* [任务要求]:
1. 把这篇最小费用最大流题解中从“题解：最小费用最大流，要抽象”开始、到“#define pi acos(-1.0)”为止（含这一处）的部分一字不改地重抄一遍。
2. 请把这篇最小费用最大流题解里以“题解：最小费用最大流”开头的那一段改写成条目列表，保留主要内容。
3. 根据这篇最小费用最大流题解，简短回答下面几个问题：
(a) 按题意，旅程依次经过哪三个地方？
(b) 题解中建立的超级汇点叫什么？
(c) 代码里 MAX_EDGE_NUM 定义为多少？

* [所附文本]:
Our Journey of Dalian Ends 最小费用最大流

链接：https://nanti.jisuanke.com/t/16959

题意：从大连出发，经途经上海，然后最终到达西安，每个地方只能经过一次，然后给出一些无向有权变，求最短的距离。

题解：最小费用最大流，要抽象出模型来。因为每个地方只能经过一次，因此要拆点，将每个地方作为一个点，将这个点拆成入点和出点（详见如图的反例），然后连边。从上海出发连边，容量是1，每条边的花费就是这条边的权值，出点和入点之间的边的花费为0。建立超级汇点T,从西安和大连分别连向汇点容量为1的边，花费为0。原来点的序号为（1----n），拆后点的序号为（1+n-----n+n）;

详见代码：（会被队友嫌弃的板子）

#include <stdio.h>
#include <algorithm>
#include <math.h>
#include <string.h>
#include <vector>
#include <queue>
#include <map>
#include <stack>
#include <iostream>
#define pi acos(-1.0)
#define INF 0x3f3f3f3f
using namespace std;
#define ll long long
const double INFINITE= 1e18;
#define MAX_NODE 10010
#define MAX_EDGE_NUM 400005
struct Edge{

    ll to;

    ll vol;

    ll cost;

    ll next;

};

Edge gEdges[MAX_EDGE_NUM];

ll gHead[MAX_NODE];

ll gPre[MAX_NODE];

ll gPath[MAX_NODE];

ll gDist[MAX_NODE];

ll gEdgeCount;
void init()

* [给定材料]:
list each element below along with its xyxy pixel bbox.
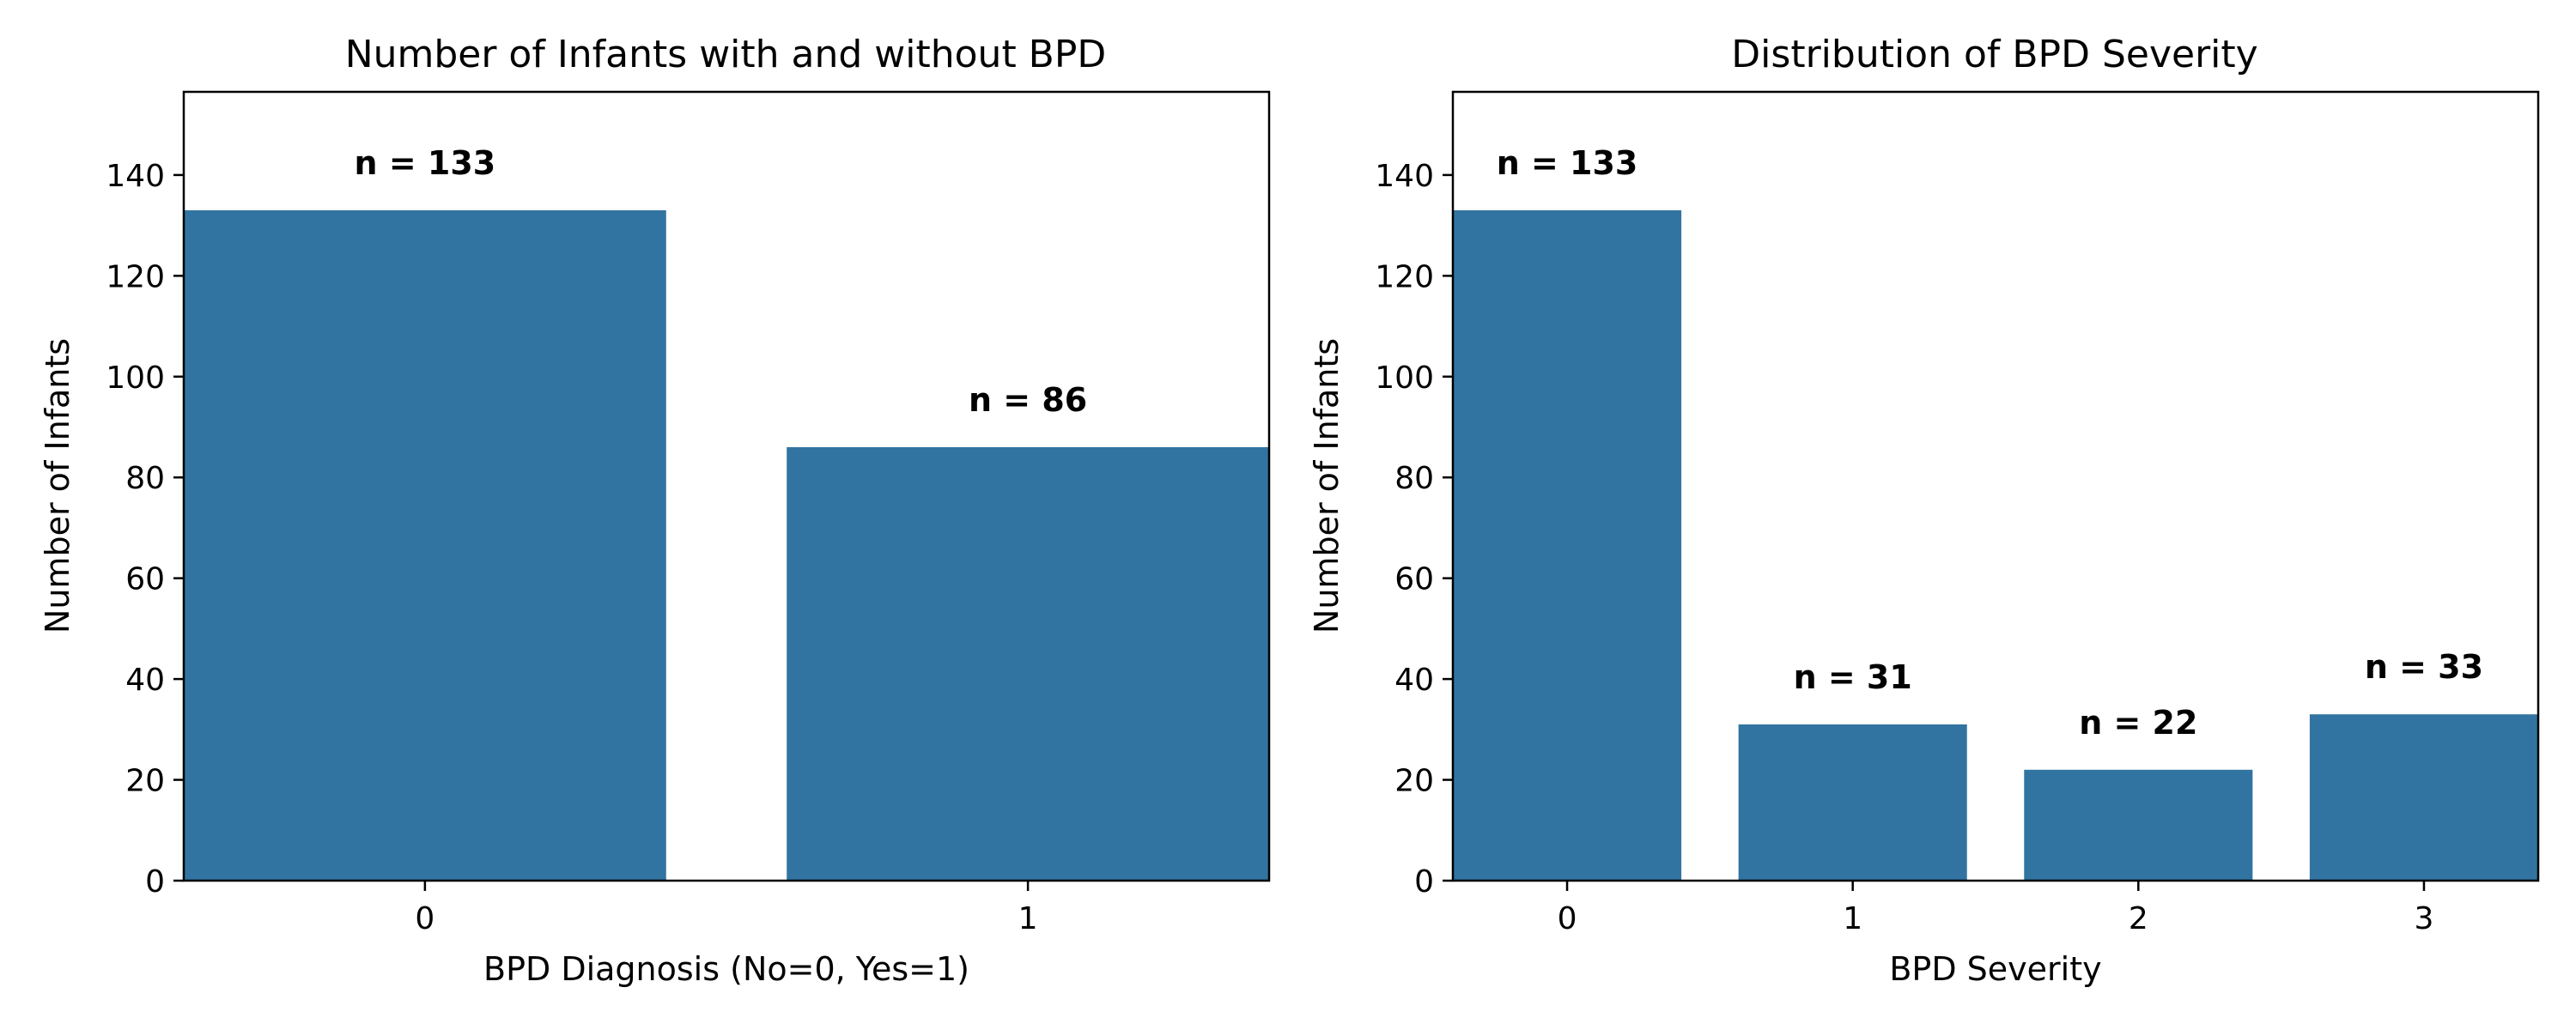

* [依次答案]:
1.
题解：最小费用最大流，要抽象出模型来。因为每个地方只能经过一次，因此要拆点，将每个地方作为一个点，将这个点拆成入点和出点（详见如图的反例），然后连边。从上海出发连边，容量是1，每条边的花费就是这条边的权值，出点和入点之间的边的花费为0。建立超级汇点T,从西安和大连分别连向汇点容量为1的边，花费为0。原来点的序号为（1----n），拆后点的序号为（1+n-----n+n）;

详见代码：（会被队友嫌弃的板子）

#include <stdio.h>
#include <algorithm>
#include <math.h>
#include <string.h>
#include <vector>
#include <queue>
#include <map>
#include <stack>
#include <iostream>
#define pi acos(-1.0)

2.
- 用最小费用最大流来做，先要抽象出模型。
- 每个地方只能经过一次，所以要拆点：每个地方是一个点，把它拆成入点和出点，再连边。
- 从上海出发连边，容量是1，每条边的花费就是它的权值；出点和入点之间的边花费为0。
- 建立超级汇点T，从西安和大连分别向T连一条容量为1、花费为0的边。
- 原来的点编号为1到n，拆出的点编号为1+n到n+n。

3.
(a) 大连、上海、西安。
(b) T。
(c) 400005。